> Goal
Take from the listing each line that has the string "Where".

> Items from a data source
______

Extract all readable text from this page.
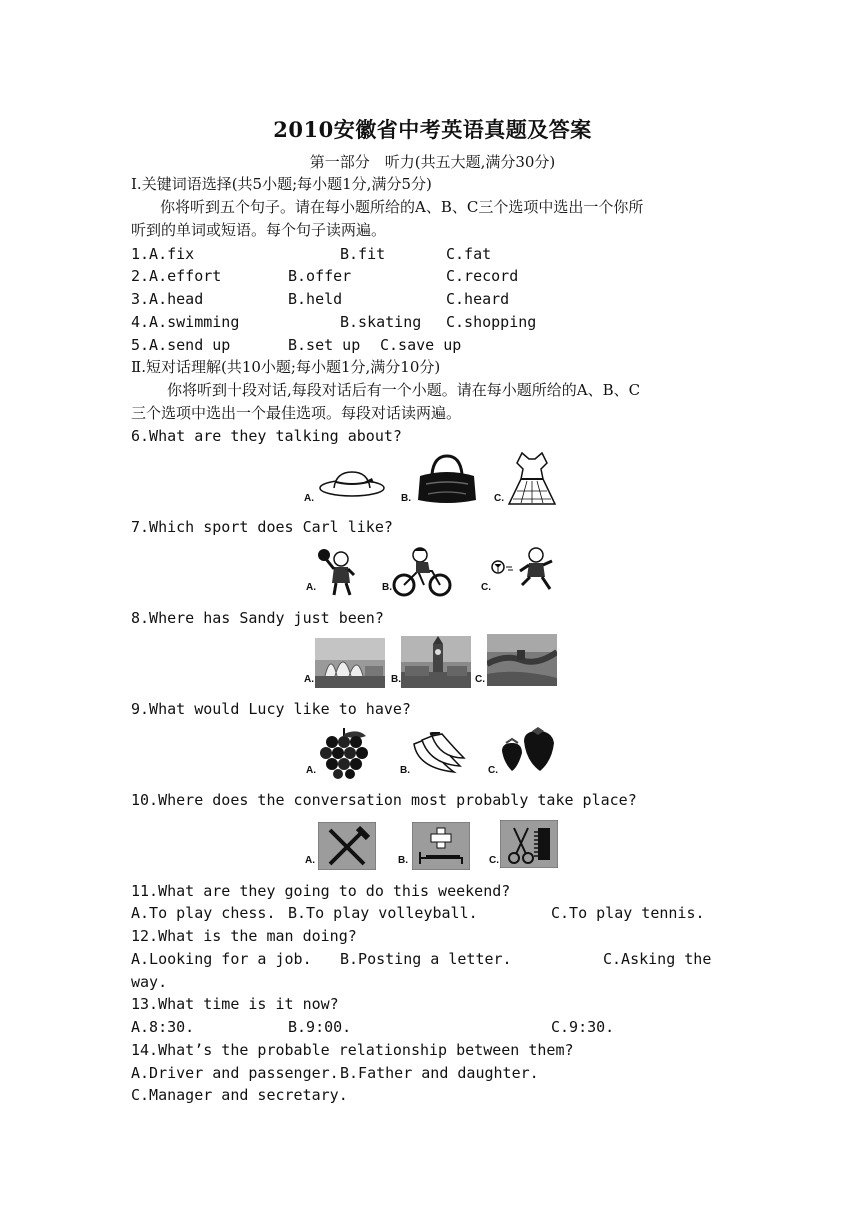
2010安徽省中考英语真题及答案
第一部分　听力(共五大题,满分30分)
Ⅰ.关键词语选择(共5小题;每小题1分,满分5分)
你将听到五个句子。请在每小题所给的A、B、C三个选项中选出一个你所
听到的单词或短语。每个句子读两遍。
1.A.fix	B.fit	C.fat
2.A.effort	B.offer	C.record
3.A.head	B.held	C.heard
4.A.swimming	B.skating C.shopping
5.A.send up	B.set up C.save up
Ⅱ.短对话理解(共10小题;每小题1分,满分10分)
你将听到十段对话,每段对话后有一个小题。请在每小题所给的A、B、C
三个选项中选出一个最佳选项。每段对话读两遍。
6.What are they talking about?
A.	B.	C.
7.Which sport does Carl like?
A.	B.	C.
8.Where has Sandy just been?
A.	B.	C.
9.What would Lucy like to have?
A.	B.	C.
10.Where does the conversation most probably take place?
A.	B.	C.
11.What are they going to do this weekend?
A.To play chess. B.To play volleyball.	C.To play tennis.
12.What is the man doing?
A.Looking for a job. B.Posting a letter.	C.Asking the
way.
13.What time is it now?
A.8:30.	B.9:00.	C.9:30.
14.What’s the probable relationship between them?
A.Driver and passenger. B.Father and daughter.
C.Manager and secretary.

______

> Exercise output
8.Where has Sandy just been?
10.Where does the conversation most probably take place?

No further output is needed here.